WHAT YOU HAVE TO DO
Using the material below, work out how many lines contain the word "estándar". Reply with the number and nothing more.

(Saved entries)
----------------
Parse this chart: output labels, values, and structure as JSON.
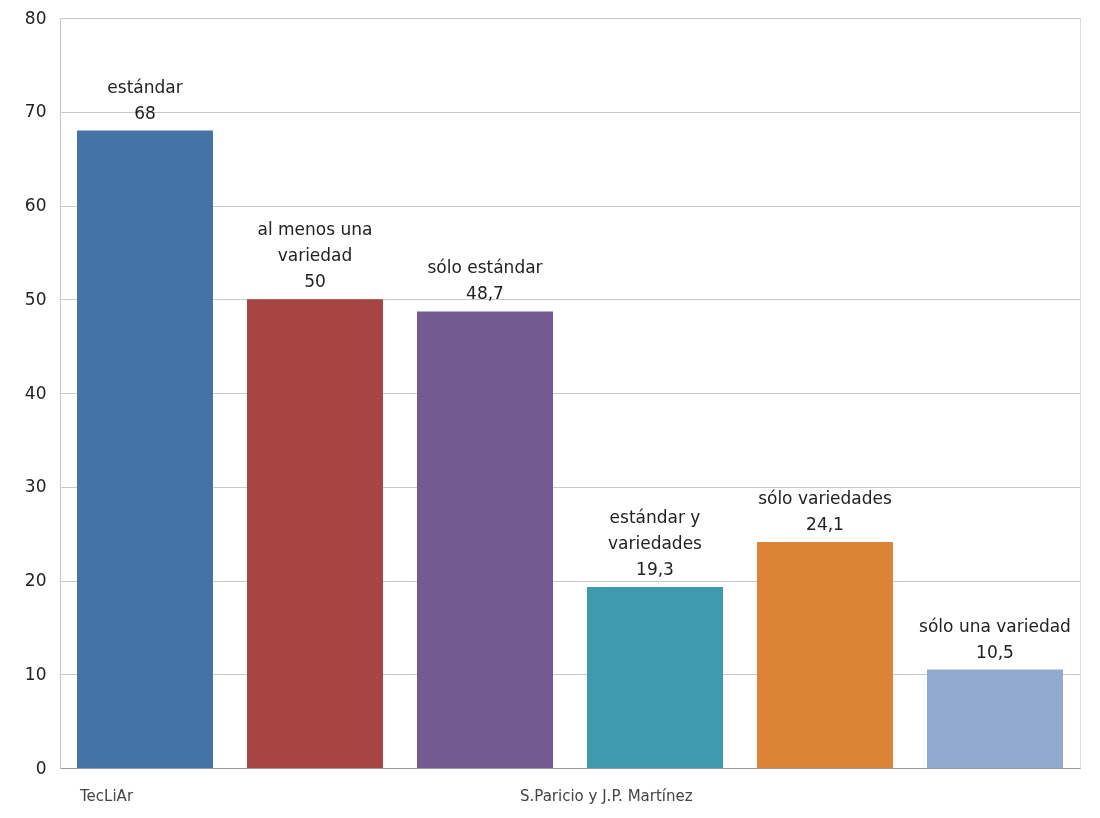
{
  "chart_data": {
    "type": "bar",
    "categories": [
      "estándar",
      "al menos una variedad",
      "sólo estándar",
      "estándar y variedades",
      "sólo variedades",
      "sólo una variedad"
    ],
    "values": [
      68,
      50,
      48.7,
      19.3,
      24.1,
      10.5
    ],
    "value_labels": [
      "68",
      "50",
      "48,7",
      "19,3",
      "24,1",
      "10,5"
    ],
    "colors": [
      "#4573a7",
      "#a84543",
      "#735a91",
      "#3f9ab0",
      "#dc8335",
      "#92a9d0"
    ],
    "ylim": [
      0,
      80
    ],
    "yticks": [
      0,
      10,
      20,
      30,
      40,
      50,
      60,
      70,
      80
    ],
    "grid": "y",
    "tick_labels": "y",
    "annotations": [
      "TecLiAr",
      "S.Paricio y J.P. Martínez"
    ]
  }
}
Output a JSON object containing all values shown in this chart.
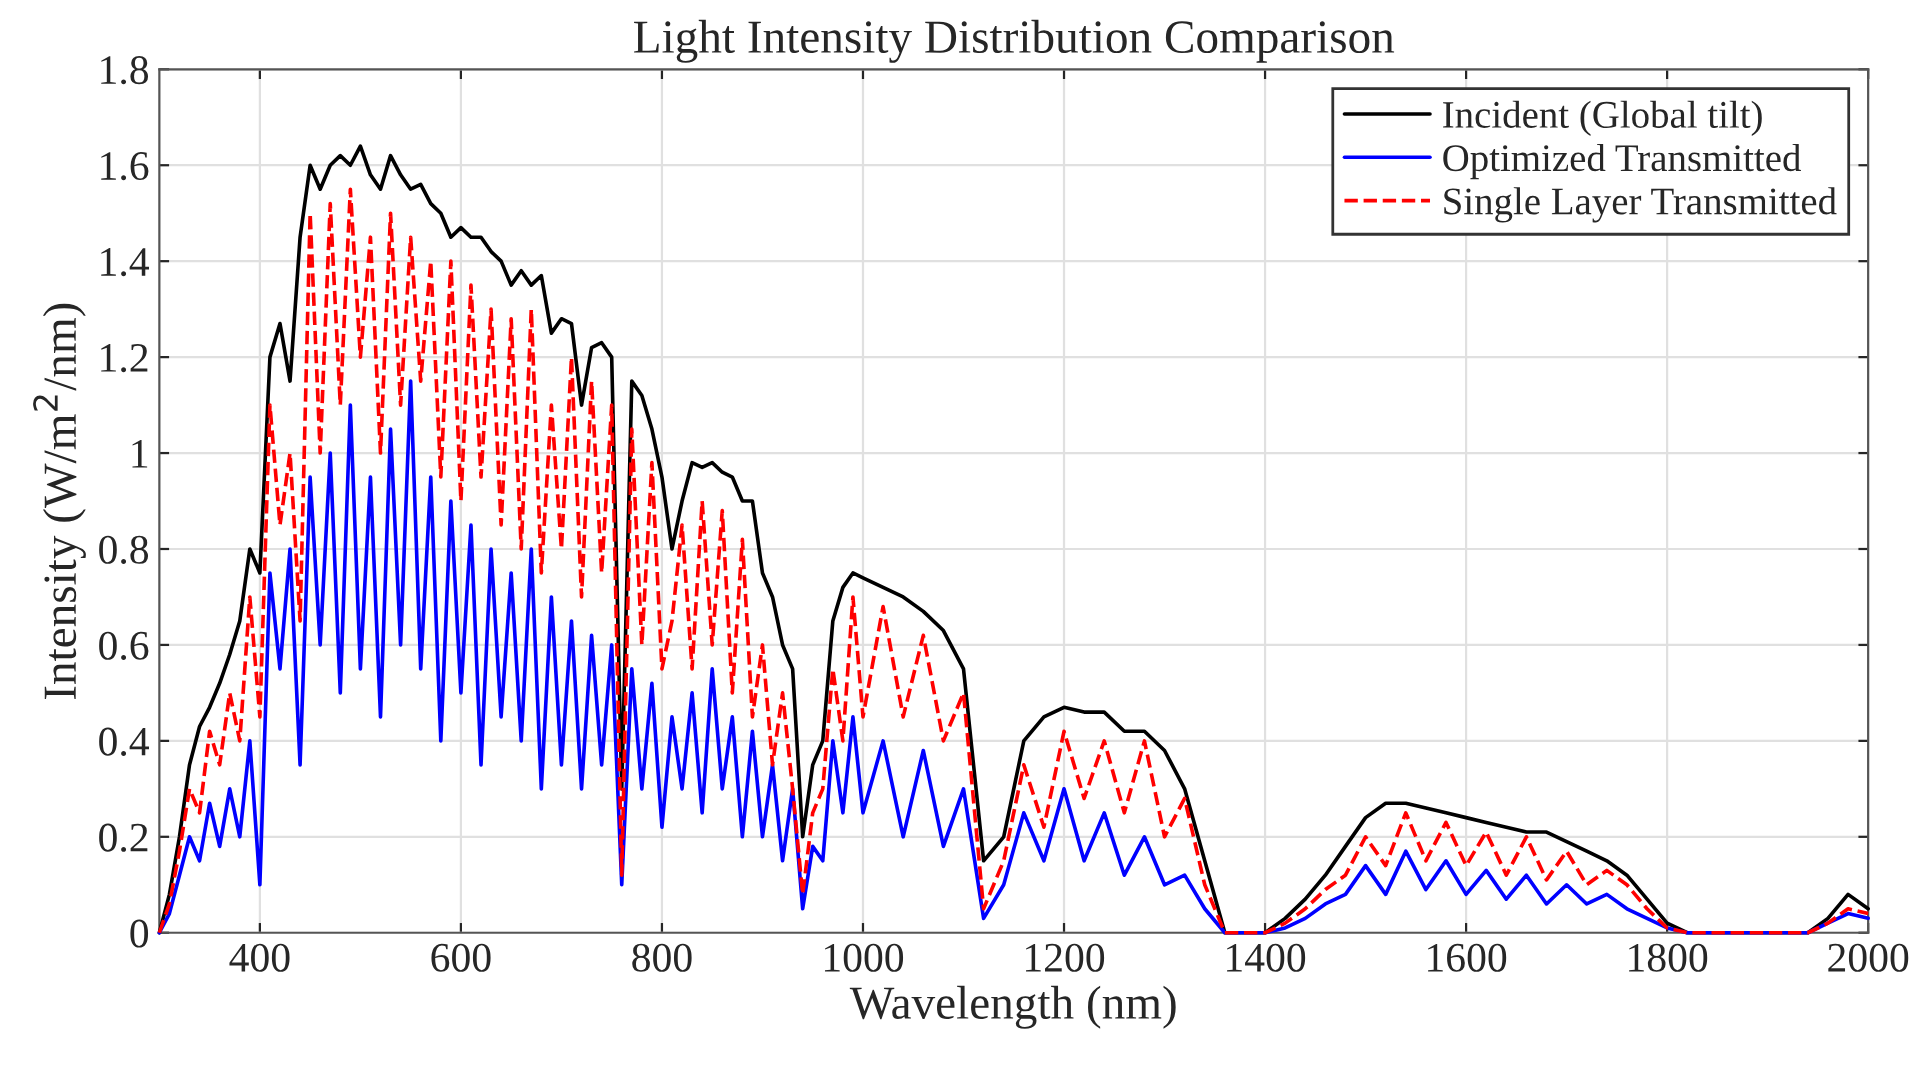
{
  "chart_data": {
    "type": "line",
    "title": "Light Intensity Distribution Comparison",
    "xlabel": "Wavelength (nm)",
    "ylabel": "Intensity (W/m$^{2}$/nm)",
    "x": [
      300,
      310,
      320,
      330,
      340,
      350,
      360,
      370,
      380,
      390,
      400,
      410,
      420,
      430,
      440,
      450,
      460,
      470,
      480,
      490,
      500,
      510,
      520,
      530,
      540,
      550,
      560,
      570,
      580,
      590,
      600,
      610,
      620,
      630,
      640,
      650,
      660,
      670,
      680,
      690,
      700,
      710,
      720,
      730,
      740,
      750,
      760,
      770,
      780,
      790,
      800,
      810,
      820,
      830,
      840,
      850,
      860,
      870,
      880,
      890,
      900,
      910,
      920,
      930,
      940,
      950,
      960,
      970,
      980,
      990,
      1000,
      1020,
      1040,
      1060,
      1080,
      1100,
      1120,
      1140,
      1160,
      1180,
      1200,
      1220,
      1240,
      1260,
      1280,
      1300,
      1320,
      1340,
      1360,
      1380,
      1400,
      1420,
      1440,
      1460,
      1480,
      1500,
      1520,
      1540,
      1560,
      1580,
      1600,
      1620,
      1640,
      1660,
      1680,
      1700,
      1720,
      1740,
      1760,
      1780,
      1800,
      1820,
      1840,
      1860,
      1880,
      1900,
      1920,
      1940,
      1960,
      1980,
      2000
    ],
    "series": [
      {
        "name": "Incident (Global tilt)",
        "color": "#000000",
        "line_style": "solid",
        "values": [
          0.0,
          0.08,
          0.2,
          0.35,
          0.43,
          0.47,
          0.52,
          0.58,
          0.65,
          0.8,
          0.75,
          1.2,
          1.27,
          1.15,
          1.45,
          1.6,
          1.55,
          1.6,
          1.62,
          1.6,
          1.64,
          1.58,
          1.55,
          1.62,
          1.58,
          1.55,
          1.56,
          1.52,
          1.5,
          1.45,
          1.47,
          1.45,
          1.45,
          1.42,
          1.4,
          1.35,
          1.38,
          1.35,
          1.37,
          1.25,
          1.28,
          1.27,
          1.1,
          1.22,
          1.23,
          1.2,
          0.3,
          1.15,
          1.12,
          1.05,
          0.95,
          0.8,
          0.9,
          0.98,
          0.97,
          0.98,
          0.96,
          0.95,
          0.9,
          0.9,
          0.75,
          0.7,
          0.6,
          0.55,
          0.2,
          0.35,
          0.4,
          0.65,
          0.72,
          0.75,
          0.74,
          0.72,
          0.7,
          0.67,
          0.63,
          0.55,
          0.15,
          0.2,
          0.4,
          0.45,
          0.47,
          0.46,
          0.46,
          0.42,
          0.42,
          0.38,
          0.3,
          0.15,
          0.0,
          0.0,
          0.0,
          0.03,
          0.07,
          0.12,
          0.18,
          0.24,
          0.27,
          0.27,
          0.26,
          0.25,
          0.24,
          0.23,
          0.22,
          0.21,
          0.21,
          0.19,
          0.17,
          0.15,
          0.12,
          0.07,
          0.02,
          0.0,
          0.0,
          0.0,
          0.0,
          0.0,
          0.0,
          0.0,
          0.03,
          0.08,
          0.05
        ]
      },
      {
        "name": "Optimized Transmitted",
        "color": "#0000ff",
        "line_style": "solid",
        "values": [
          0.0,
          0.04,
          0.12,
          0.2,
          0.15,
          0.27,
          0.18,
          0.3,
          0.2,
          0.4,
          0.1,
          0.75,
          0.55,
          0.8,
          0.35,
          0.95,
          0.6,
          1.0,
          0.5,
          1.1,
          0.55,
          0.95,
          0.45,
          1.05,
          0.6,
          1.15,
          0.55,
          0.95,
          0.4,
          0.9,
          0.5,
          0.85,
          0.35,
          0.8,
          0.45,
          0.75,
          0.4,
          0.8,
          0.3,
          0.7,
          0.35,
          0.65,
          0.3,
          0.62,
          0.35,
          0.6,
          0.1,
          0.55,
          0.3,
          0.52,
          0.22,
          0.45,
          0.3,
          0.5,
          0.25,
          0.55,
          0.3,
          0.45,
          0.2,
          0.42,
          0.2,
          0.35,
          0.15,
          0.3,
          0.05,
          0.18,
          0.15,
          0.4,
          0.25,
          0.45,
          0.25,
          0.4,
          0.2,
          0.38,
          0.18,
          0.3,
          0.03,
          0.1,
          0.25,
          0.15,
          0.3,
          0.15,
          0.25,
          0.12,
          0.2,
          0.1,
          0.12,
          0.05,
          0.0,
          0.0,
          0.0,
          0.01,
          0.03,
          0.06,
          0.08,
          0.14,
          0.08,
          0.17,
          0.09,
          0.15,
          0.08,
          0.13,
          0.07,
          0.12,
          0.06,
          0.1,
          0.06,
          0.08,
          0.05,
          0.03,
          0.01,
          0.0,
          0.0,
          0.0,
          0.0,
          0.0,
          0.0,
          0.0,
          0.02,
          0.04,
          0.03
        ]
      },
      {
        "name": "Single Layer Transmitted",
        "color": "#ff0000",
        "line_style": "dashed",
        "values": [
          0.0,
          0.06,
          0.17,
          0.3,
          0.25,
          0.42,
          0.35,
          0.5,
          0.4,
          0.7,
          0.45,
          1.1,
          0.85,
          1.0,
          0.65,
          1.5,
          1.0,
          1.52,
          1.1,
          1.55,
          1.2,
          1.45,
          1.0,
          1.5,
          1.1,
          1.45,
          1.15,
          1.4,
          0.95,
          1.4,
          0.9,
          1.35,
          0.95,
          1.3,
          0.85,
          1.28,
          0.8,
          1.3,
          0.75,
          1.1,
          0.8,
          1.2,
          0.7,
          1.15,
          0.75,
          1.1,
          0.12,
          1.05,
          0.6,
          0.98,
          0.55,
          0.65,
          0.85,
          0.55,
          0.9,
          0.6,
          0.88,
          0.5,
          0.82,
          0.45,
          0.6,
          0.35,
          0.5,
          0.3,
          0.08,
          0.25,
          0.3,
          0.55,
          0.4,
          0.7,
          0.45,
          0.68,
          0.45,
          0.62,
          0.4,
          0.5,
          0.05,
          0.15,
          0.35,
          0.22,
          0.42,
          0.28,
          0.4,
          0.25,
          0.4,
          0.2,
          0.28,
          0.1,
          0.0,
          0.0,
          0.0,
          0.02,
          0.05,
          0.09,
          0.12,
          0.2,
          0.14,
          0.25,
          0.15,
          0.23,
          0.14,
          0.21,
          0.12,
          0.2,
          0.11,
          0.17,
          0.1,
          0.13,
          0.1,
          0.05,
          0.01,
          0.0,
          0.0,
          0.0,
          0.0,
          0.0,
          0.0,
          0.0,
          0.02,
          0.05,
          0.04
        ]
      }
    ],
    "xlim": [
      300,
      2000
    ],
    "xticks": [
      400,
      600,
      800,
      1000,
      1200,
      1400,
      1600,
      1800,
      2000
    ],
    "ylim": [
      0,
      1.8
    ],
    "yticks": [
      {
        "value": 0,
        "label": "0"
      },
      0.2,
      0.4,
      0.6,
      0.8,
      {
        "value": 1,
        "label": "1"
      },
      1.2,
      1.4,
      1.6,
      1.8
    ],
    "grid": true,
    "legend": "top right",
    "marker": "none"
  }
}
----------------
FINISHED TASK
3